* **Stated problem**: Retype the material in full, keeping every word the same.

* **Listing**:
>>

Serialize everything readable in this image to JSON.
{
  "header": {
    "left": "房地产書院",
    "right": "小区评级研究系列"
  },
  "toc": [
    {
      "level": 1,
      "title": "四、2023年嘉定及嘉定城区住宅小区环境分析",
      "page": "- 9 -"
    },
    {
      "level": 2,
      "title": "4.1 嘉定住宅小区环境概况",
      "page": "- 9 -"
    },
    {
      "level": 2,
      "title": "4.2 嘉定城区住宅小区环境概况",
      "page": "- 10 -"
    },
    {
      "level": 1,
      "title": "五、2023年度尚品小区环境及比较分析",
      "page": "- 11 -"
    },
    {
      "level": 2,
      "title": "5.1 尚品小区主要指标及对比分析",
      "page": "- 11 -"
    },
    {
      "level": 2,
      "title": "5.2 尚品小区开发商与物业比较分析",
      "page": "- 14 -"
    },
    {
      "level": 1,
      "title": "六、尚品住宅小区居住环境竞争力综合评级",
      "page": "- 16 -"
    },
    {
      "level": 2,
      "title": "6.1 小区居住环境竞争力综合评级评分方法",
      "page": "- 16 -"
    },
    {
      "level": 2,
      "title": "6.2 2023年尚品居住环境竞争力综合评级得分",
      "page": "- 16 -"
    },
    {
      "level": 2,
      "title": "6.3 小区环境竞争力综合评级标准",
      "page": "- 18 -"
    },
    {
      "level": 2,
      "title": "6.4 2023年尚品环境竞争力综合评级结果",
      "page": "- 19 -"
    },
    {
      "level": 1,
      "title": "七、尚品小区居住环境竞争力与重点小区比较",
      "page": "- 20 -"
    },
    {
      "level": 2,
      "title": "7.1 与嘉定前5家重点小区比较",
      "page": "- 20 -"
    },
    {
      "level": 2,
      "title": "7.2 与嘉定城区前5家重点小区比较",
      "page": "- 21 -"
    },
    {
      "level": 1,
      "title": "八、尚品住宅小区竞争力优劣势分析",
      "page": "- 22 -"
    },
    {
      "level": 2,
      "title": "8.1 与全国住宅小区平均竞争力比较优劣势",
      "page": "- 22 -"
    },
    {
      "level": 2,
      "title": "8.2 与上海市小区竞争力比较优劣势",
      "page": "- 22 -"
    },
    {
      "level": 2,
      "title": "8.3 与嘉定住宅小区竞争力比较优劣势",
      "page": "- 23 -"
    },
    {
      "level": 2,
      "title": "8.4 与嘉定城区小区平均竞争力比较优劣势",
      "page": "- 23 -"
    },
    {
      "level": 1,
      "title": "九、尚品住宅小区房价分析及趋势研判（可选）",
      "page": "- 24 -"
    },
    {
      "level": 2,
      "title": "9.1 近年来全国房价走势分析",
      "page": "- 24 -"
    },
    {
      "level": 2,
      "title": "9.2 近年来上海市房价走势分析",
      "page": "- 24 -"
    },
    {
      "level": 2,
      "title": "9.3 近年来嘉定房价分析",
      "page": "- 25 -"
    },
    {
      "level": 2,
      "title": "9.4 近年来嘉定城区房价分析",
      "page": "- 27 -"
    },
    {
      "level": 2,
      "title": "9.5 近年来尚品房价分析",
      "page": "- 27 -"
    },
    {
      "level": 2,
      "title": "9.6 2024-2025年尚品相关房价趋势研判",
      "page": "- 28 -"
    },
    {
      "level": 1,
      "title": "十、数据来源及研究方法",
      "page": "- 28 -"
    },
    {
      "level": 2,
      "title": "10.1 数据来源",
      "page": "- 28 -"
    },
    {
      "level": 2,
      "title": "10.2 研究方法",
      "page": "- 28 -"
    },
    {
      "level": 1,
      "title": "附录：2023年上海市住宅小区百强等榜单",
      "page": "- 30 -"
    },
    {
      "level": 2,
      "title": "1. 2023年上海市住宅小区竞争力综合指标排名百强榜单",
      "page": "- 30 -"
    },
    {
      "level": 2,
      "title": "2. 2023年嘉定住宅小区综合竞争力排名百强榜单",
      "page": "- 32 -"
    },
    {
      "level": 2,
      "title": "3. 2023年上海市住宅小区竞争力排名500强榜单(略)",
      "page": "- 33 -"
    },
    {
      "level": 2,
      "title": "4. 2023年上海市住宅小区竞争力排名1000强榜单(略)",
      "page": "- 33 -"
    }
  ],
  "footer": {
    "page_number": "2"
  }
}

<<

* **Written response**:
Serialize everything readable in this image to JSON.
{
  "header": {
    "left": "房地产書院",
    "right": "小区评级研究系列"
  },
  "toc": [
    {
      "level": 1,
      "title": "四、2023年嘉定及嘉定城区住宅小区环境分析",
      "page": "- 9 -"
    },
    {
      "level": 2,
      "title": "4.1 嘉定住宅小区环境概况",
      "page": "- 9 -"
    },
    {
      "level": 2,
      "title": "4.2 嘉定城区住宅小区环境概况",
      "page": "- 10 -"
    },
    {
      "level": 1,
      "title": "五、2023年度尚品小区环境及比较分析",
      "page": "- 11 -"
    },
    {
      "level": 2,
      "title": "5.1 尚品小区主要指标及对比分析",
      "page": "- 11 -"
    },
    {
      "level": 2,
      "title": "5.2 尚品小区开发商与物业比较分析",
      "page": "- 14 -"
    },
    {
      "level": 1,
      "title": "六、尚品住宅小区居住环境竞争力综合评级",
      "page": "- 16 -"
    },
    {
      "level": 2,
      "title": "6.1 小区居住环境竞争力综合评级评分方法",
      "page": "- 16 -"
    },
    {
      "level": 2,
      "title": "6.2 2023年尚品居住环境竞争力综合评级得分",
      "page": "- 16 -"
    },
    {
      "level": 2,
      "title": "6.3 小区环境竞争力综合评级标准",
      "page": "- 18 -"
    },
    {
      "level": 2,
      "title": "6.4 2023年尚品环境竞争力综合评级结果",
      "page": "- 19 -"
    },
    {
      "level": 1,
      "title": "七、尚品小区居住环境竞争力与重点小区比较",
      "page": "- 20 -"
    },
    {
      "level": 2,
      "title": "7.1 与嘉定前5家重点小区比较",
      "page": "- 20 -"
    },
    {
      "level": 2,
      "title": "7.2 与嘉定城区前5家重点小区比较",
      "page": "- 21 -"
    },
    {
      "level": 1,
      "title": "八、尚品住宅小区竞争力优劣势分析",
      "page": "- 22 -"
    },
    {
      "level": 2,
      "title": "8.1 与全国住宅小区平均竞争力比较优劣势",
      "page": "- 22 -"
    },
    {
      "level": 2,
      "title": "8.2 与上海市小区竞争力比较优劣势",
      "page": "- 22 -"
    },
    {
      "level": 2,
      "title": "8.3 与嘉定住宅小区竞争力比较优劣势",
      "page": "- 23 -"
    },
    {
      "level": 2,
      "title": "8.4 与嘉定城区小区平均竞争力比较优劣势",
      "page": "- 23 -"
    },
    {
      "level": 1,
      "title": "九、尚品住宅小区房价分析及趋势研判（可选）",
      "page": "- 24 -"
    },
    {
      "level": 2,
      "title": "9.1 近年来全国房价走势分析",
      "page": "- 24 -"
    },
    {
      "level": 2,
      "title": "9.2 近年来上海市房价走势分析",
      "page": "- 24 -"
    },
    {
      "level": 2,
      "title": "9.3 近年来嘉定房价分析",
      "page": "- 25 -"
    },
    {
      "level": 2,
      "title": "9.4 近年来嘉定城区房价分析",
      "page": "- 27 -"
    },
    {
      "level": 2,
      "title": "9.5 近年来尚品房价分析",
      "page": "- 27 -"
    },
    {
      "level": 2,
      "title": "9.6 2024-2025年尚品相关房价趋势研判",
      "page": "- 28 -"
    },
    {
      "level": 1,
      "title": "十、数据来源及研究方法",
      "page": "- 28 -"
    },
    {
      "level": 2,
      "title": "10.1 数据来源",
      "page": "- 28 -"
    },
    {
      "level": 2,
      "title": "10.2 研究方法",
      "page": "- 28 -"
    },
    {
      "level": 1,
      "title": "附录：2023年上海市住宅小区百强等榜单",
      "page": "- 30 -"
    },
    {
      "level": 2,
      "title": "1. 2023年上海市住宅小区竞争力综合指标排名百强榜单",
      "page": "- 30 -"
    },
    {
      "level": 2,
      "title": "2. 2023年嘉定住宅小区综合竞争力排名百强榜单",
      "page": "- 32 -"
    },
    {
      "level": 2,
      "title": "3. 2023年上海市住宅小区竞争力排名500强榜单(略)",
      "page": "- 33 -"
    },
    {
      "level": 2,
      "title": "4. 2023年上海市住宅小区竞争力排名1000强榜单(略)",
      "page": "- 33 -"
    }
  ],
  "footer": {
    "page_number": "2"
  }
}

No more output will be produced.